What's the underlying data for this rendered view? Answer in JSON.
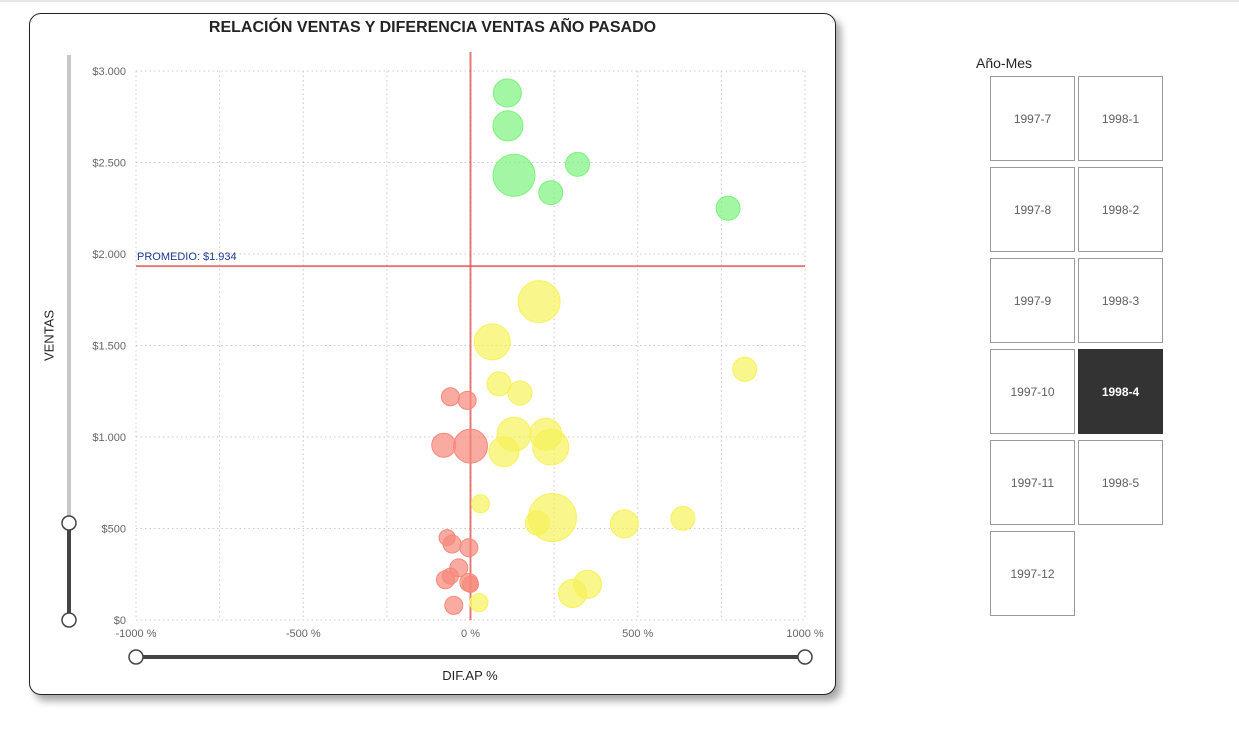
{
  "chart_data": {
    "type": "scatter",
    "title": "RELACIÓN VENTAS Y DIFERENCIA VENTAS AÑO PASADO",
    "xlabel": "DIF.AP %",
    "ylabel": "VENTAS",
    "xlim": [
      -1000,
      1000
    ],
    "ylim": [
      0,
      3000
    ],
    "x_ticks": [
      {
        "value": -1000,
        "label": "-1000 %"
      },
      {
        "value": -500,
        "label": "-500 %"
      },
      {
        "value": 0,
        "label": "0 %"
      },
      {
        "value": 500,
        "label": "500 %"
      },
      {
        "value": 1000,
        "label": "1000 %"
      }
    ],
    "y_ticks": [
      {
        "value": 0,
        "label": "$0"
      },
      {
        "value": 500,
        "label": "$500"
      },
      {
        "value": 1000,
        "label": "$1.000"
      },
      {
        "value": 1500,
        "label": "$1.500"
      },
      {
        "value": 2000,
        "label": "$2.000"
      },
      {
        "value": 2500,
        "label": "$2.500"
      },
      {
        "value": 3000,
        "label": "$3.000"
      }
    ],
    "grid": true,
    "reference_lines": {
      "average": {
        "value": 1934,
        "label": "PROMEDIO: $1.934",
        "color": "#e05a5a"
      },
      "x_zero": {
        "value": 0,
        "color": "#e05a5a"
      }
    },
    "colors": {
      "above_average": "#7cf27c",
      "positive": "#f7f25a",
      "negative": "#f7877a"
    },
    "points": [
      {
        "x": 110,
        "y": 2880,
        "size": 14,
        "color": "above_average"
      },
      {
        "x": 112,
        "y": 2700,
        "size": 15,
        "color": "above_average"
      },
      {
        "x": 130,
        "y": 2430,
        "size": 21,
        "color": "above_average"
      },
      {
        "x": 320,
        "y": 2490,
        "size": 12,
        "color": "above_average"
      },
      {
        "x": 240,
        "y": 2335,
        "size": 12,
        "color": "above_average"
      },
      {
        "x": 770,
        "y": 2250,
        "size": 12,
        "color": "above_average"
      },
      {
        "x": 205,
        "y": 1740,
        "size": 21,
        "color": "positive"
      },
      {
        "x": 65,
        "y": 1520,
        "size": 18,
        "color": "positive"
      },
      {
        "x": 820,
        "y": 1370,
        "size": 12,
        "color": "positive"
      },
      {
        "x": 85,
        "y": 1290,
        "size": 12,
        "color": "positive"
      },
      {
        "x": 148,
        "y": 1240,
        "size": 12,
        "color": "positive"
      },
      {
        "x": 130,
        "y": 1015,
        "size": 17,
        "color": "positive"
      },
      {
        "x": 225,
        "y": 1015,
        "size": 16,
        "color": "positive"
      },
      {
        "x": 100,
        "y": 920,
        "size": 15,
        "color": "positive"
      },
      {
        "x": 240,
        "y": 945,
        "size": 18,
        "color": "positive"
      },
      {
        "x": 30,
        "y": 635,
        "size": 9,
        "color": "positive"
      },
      {
        "x": 245,
        "y": 560,
        "size": 24,
        "color": "positive"
      },
      {
        "x": 200,
        "y": 530,
        "size": 12,
        "color": "positive"
      },
      {
        "x": 460,
        "y": 525,
        "size": 14,
        "color": "positive"
      },
      {
        "x": 635,
        "y": 555,
        "size": 12,
        "color": "positive"
      },
      {
        "x": 350,
        "y": 195,
        "size": 14,
        "color": "positive"
      },
      {
        "x": 305,
        "y": 145,
        "size": 14,
        "color": "positive"
      },
      {
        "x": 25,
        "y": 95,
        "size": 9,
        "color": "positive"
      },
      {
        "x": -60,
        "y": 1220,
        "size": 9,
        "color": "negative"
      },
      {
        "x": -10,
        "y": 1200,
        "size": 9,
        "color": "negative"
      },
      {
        "x": -80,
        "y": 955,
        "size": 12,
        "color": "negative"
      },
      {
        "x": 0,
        "y": 950,
        "size": 17,
        "color": "negative"
      },
      {
        "x": -70,
        "y": 450,
        "size": 8,
        "color": "negative"
      },
      {
        "x": -55,
        "y": 415,
        "size": 9,
        "color": "negative"
      },
      {
        "x": -5,
        "y": 395,
        "size": 9,
        "color": "negative"
      },
      {
        "x": -35,
        "y": 285,
        "size": 9,
        "color": "negative"
      },
      {
        "x": -60,
        "y": 240,
        "size": 8,
        "color": "negative"
      },
      {
        "x": -75,
        "y": 220,
        "size": 9,
        "color": "negative"
      },
      {
        "x": -5,
        "y": 205,
        "size": 9,
        "color": "negative"
      },
      {
        "x": 0,
        "y": 195,
        "size": 8,
        "color": "negative"
      },
      {
        "x": -50,
        "y": 80,
        "size": 9,
        "color": "negative"
      }
    ]
  },
  "slicer": {
    "title": "Año-Mes",
    "items": [
      {
        "label": "1997-7",
        "selected": false
      },
      {
        "label": "1998-1",
        "selected": false
      },
      {
        "label": "1997-8",
        "selected": false
      },
      {
        "label": "1998-2",
        "selected": false
      },
      {
        "label": "1997-9",
        "selected": false
      },
      {
        "label": "1998-3",
        "selected": false
      },
      {
        "label": "1997-10",
        "selected": false
      },
      {
        "label": "1998-4",
        "selected": true
      },
      {
        "label": "1997-11",
        "selected": false
      },
      {
        "label": "1998-5",
        "selected": false
      },
      {
        "label": "1997-12",
        "selected": false
      }
    ]
  }
}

- **Problem details**
Which lines hold the word "title"? Return all of them from the records above.

- **Problem solution**
    "title": "RELACIÓN VENTAS Y DIFERENCIA VENTAS AÑO PASADO",
    "title": "Año-Mes",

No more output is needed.